-- Start DATA FOR PROCESSING --

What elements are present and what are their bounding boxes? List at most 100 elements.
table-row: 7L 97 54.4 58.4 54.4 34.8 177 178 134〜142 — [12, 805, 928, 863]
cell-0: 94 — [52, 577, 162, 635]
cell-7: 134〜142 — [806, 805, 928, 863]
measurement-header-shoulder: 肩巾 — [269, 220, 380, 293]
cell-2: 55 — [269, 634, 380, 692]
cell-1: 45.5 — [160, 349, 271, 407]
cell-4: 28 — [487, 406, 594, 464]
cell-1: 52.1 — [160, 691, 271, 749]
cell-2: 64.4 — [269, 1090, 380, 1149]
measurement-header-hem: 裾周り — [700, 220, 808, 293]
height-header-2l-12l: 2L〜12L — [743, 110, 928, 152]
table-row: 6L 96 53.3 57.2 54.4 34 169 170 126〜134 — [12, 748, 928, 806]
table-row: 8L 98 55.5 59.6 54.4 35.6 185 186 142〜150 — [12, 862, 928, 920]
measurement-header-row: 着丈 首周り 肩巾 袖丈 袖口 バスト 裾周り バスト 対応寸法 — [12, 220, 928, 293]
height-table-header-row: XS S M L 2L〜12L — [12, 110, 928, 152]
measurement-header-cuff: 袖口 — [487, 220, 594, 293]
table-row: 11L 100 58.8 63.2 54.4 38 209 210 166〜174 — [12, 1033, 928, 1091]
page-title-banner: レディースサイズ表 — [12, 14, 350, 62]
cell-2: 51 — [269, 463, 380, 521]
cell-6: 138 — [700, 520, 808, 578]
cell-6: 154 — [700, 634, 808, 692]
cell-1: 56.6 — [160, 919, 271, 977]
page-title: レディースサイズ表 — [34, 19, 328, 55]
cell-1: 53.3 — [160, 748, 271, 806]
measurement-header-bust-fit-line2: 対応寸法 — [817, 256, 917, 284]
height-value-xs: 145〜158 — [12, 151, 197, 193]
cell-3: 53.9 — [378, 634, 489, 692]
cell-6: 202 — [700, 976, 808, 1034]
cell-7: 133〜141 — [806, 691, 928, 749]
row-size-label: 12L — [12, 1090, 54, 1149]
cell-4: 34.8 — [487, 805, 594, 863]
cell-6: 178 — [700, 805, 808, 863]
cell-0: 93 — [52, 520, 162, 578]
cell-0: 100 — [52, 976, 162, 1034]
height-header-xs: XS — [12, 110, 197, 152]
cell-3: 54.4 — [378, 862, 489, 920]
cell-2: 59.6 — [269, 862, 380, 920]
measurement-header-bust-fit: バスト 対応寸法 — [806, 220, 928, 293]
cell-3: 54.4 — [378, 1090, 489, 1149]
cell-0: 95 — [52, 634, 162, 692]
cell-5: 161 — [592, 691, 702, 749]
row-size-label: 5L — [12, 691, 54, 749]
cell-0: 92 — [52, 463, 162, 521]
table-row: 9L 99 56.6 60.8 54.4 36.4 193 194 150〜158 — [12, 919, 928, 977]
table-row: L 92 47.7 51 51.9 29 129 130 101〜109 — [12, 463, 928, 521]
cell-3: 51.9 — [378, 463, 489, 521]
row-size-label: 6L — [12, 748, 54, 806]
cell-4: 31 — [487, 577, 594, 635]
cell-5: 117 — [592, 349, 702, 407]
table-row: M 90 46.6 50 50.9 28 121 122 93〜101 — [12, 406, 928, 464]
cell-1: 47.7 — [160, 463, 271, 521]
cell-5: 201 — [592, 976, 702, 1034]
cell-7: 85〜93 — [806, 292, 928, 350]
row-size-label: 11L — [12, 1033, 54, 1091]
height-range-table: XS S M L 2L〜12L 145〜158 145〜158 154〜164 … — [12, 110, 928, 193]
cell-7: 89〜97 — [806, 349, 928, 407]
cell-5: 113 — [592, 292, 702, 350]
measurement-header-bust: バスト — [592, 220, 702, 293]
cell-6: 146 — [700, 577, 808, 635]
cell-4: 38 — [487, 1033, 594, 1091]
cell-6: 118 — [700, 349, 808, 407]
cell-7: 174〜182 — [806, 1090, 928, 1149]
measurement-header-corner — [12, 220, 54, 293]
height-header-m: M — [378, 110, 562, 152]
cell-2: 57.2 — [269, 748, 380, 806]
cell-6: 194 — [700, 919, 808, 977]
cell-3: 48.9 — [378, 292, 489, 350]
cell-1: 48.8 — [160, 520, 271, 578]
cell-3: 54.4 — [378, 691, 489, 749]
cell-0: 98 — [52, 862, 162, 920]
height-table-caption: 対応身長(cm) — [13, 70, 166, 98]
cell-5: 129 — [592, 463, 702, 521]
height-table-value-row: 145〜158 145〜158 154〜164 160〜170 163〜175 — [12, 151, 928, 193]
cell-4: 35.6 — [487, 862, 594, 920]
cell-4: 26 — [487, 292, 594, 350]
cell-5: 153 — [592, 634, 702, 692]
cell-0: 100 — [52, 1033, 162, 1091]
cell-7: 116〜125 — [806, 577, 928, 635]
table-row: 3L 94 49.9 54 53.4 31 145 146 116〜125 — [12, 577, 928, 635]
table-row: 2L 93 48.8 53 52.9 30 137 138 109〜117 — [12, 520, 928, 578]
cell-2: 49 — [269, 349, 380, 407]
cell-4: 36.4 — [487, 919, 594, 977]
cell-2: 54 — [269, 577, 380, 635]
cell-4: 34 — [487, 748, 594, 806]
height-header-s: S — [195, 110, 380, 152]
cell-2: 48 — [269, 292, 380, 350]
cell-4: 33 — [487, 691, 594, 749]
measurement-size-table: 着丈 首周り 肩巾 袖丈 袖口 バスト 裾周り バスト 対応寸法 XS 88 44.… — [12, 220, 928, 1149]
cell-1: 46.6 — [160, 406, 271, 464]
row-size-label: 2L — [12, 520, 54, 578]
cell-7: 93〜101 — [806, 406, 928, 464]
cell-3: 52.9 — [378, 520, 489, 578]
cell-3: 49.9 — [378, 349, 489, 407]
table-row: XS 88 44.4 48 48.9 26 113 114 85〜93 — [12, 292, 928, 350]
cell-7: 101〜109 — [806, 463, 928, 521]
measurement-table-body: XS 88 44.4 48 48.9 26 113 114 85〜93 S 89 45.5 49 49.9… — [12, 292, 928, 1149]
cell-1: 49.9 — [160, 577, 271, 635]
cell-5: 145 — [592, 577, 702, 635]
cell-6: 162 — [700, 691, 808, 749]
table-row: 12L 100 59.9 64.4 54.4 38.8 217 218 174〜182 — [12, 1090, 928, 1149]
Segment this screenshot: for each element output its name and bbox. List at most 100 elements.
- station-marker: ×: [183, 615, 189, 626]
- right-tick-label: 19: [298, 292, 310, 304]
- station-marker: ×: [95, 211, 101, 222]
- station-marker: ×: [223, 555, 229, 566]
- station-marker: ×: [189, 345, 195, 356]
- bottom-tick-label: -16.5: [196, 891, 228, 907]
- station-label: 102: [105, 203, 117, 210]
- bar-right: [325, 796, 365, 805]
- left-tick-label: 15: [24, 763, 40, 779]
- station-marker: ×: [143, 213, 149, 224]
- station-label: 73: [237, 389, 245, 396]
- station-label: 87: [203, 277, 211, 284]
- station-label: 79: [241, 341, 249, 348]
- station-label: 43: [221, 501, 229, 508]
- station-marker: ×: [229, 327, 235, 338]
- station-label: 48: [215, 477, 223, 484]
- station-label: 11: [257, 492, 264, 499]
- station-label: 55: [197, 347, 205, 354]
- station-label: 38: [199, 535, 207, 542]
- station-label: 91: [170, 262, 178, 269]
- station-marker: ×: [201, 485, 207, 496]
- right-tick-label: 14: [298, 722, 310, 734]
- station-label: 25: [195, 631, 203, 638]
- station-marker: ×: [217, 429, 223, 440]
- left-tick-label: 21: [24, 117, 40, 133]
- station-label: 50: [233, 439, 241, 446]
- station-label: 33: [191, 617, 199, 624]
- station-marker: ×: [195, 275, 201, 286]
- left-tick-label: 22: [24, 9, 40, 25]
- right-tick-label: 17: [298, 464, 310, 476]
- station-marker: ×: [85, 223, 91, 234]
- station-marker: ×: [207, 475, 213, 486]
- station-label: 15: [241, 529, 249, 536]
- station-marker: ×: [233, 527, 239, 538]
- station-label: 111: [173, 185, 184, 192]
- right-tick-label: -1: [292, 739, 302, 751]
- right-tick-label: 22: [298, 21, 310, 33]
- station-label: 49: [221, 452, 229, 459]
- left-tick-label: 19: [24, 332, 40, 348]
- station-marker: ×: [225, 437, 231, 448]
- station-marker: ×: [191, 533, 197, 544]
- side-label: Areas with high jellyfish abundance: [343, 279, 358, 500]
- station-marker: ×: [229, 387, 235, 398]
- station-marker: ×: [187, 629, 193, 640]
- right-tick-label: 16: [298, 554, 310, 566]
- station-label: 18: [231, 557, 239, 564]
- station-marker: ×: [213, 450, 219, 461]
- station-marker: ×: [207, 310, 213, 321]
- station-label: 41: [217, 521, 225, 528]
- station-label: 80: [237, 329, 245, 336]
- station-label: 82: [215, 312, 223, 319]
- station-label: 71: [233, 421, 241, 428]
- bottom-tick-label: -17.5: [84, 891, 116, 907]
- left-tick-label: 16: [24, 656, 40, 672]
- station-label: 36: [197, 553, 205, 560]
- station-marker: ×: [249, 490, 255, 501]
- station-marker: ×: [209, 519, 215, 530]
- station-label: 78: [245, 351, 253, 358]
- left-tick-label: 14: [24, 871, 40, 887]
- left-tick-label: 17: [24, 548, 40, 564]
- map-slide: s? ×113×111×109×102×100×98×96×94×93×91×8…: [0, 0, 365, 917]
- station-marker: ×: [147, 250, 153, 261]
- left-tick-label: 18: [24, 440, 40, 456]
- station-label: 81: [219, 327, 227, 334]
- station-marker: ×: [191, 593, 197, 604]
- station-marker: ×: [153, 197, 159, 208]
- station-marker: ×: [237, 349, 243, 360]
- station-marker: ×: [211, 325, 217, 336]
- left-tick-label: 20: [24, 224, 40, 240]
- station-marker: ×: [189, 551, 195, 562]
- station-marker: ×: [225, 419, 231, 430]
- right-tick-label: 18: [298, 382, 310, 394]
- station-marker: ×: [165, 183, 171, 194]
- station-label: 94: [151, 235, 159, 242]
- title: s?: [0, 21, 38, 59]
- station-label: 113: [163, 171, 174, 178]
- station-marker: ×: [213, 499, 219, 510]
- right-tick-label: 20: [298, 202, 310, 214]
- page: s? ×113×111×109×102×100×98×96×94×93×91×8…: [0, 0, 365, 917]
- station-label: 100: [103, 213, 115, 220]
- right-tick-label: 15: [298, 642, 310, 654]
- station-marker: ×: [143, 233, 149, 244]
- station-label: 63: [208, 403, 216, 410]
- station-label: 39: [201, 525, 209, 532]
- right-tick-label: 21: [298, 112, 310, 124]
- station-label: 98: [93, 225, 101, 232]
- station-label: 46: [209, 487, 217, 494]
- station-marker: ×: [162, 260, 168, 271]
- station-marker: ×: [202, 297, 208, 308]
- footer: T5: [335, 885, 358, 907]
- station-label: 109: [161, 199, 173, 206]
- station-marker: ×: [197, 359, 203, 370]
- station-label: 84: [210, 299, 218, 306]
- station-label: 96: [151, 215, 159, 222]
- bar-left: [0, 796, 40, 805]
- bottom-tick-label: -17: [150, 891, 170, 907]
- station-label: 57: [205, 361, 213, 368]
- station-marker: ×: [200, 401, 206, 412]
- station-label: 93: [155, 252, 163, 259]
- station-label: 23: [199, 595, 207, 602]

-- End DATA FOR PROCESSING --

[DIRECTIONS]
Rewrite the records from their first line through the line containing "measurement-header-row: 着丈 首周り", replacing "table-row" with "size-row" and leaving everything else unchanged.

[REPLY]
What elements are present and what are their bounding boxes? List at most 100 elements.
size-row: 7L 97 54.4 58.4 54.4 34.8 177 178 134〜142 — [12, 805, 928, 863]
cell-0: 94 — [52, 577, 162, 635]
cell-7: 134〜142 — [806, 805, 928, 863]
measurement-header-shoulder: 肩巾 — [269, 220, 380, 293]
cell-2: 55 — [269, 634, 380, 692]
cell-1: 45.5 — [160, 349, 271, 407]
cell-4: 28 — [487, 406, 594, 464]
cell-1: 52.1 — [160, 691, 271, 749]
cell-2: 64.4 — [269, 1090, 380, 1149]
measurement-header-hem: 裾周り — [700, 220, 808, 293]
height-header-2l-12l: 2L〜12L — [743, 110, 928, 152]
size-row: 6L 96 53.3 57.2 54.4 34 169 170 126〜134 — [12, 748, 928, 806]
size-row: 8L 98 55.5 59.6 54.4 35.6 185 186 142〜150 — [12, 862, 928, 920]
measurement-header-row: 着丈 首周り 肩巾 袖丈 袖口 バスト 裾周り バスト 対応寸法 — [12, 220, 928, 293]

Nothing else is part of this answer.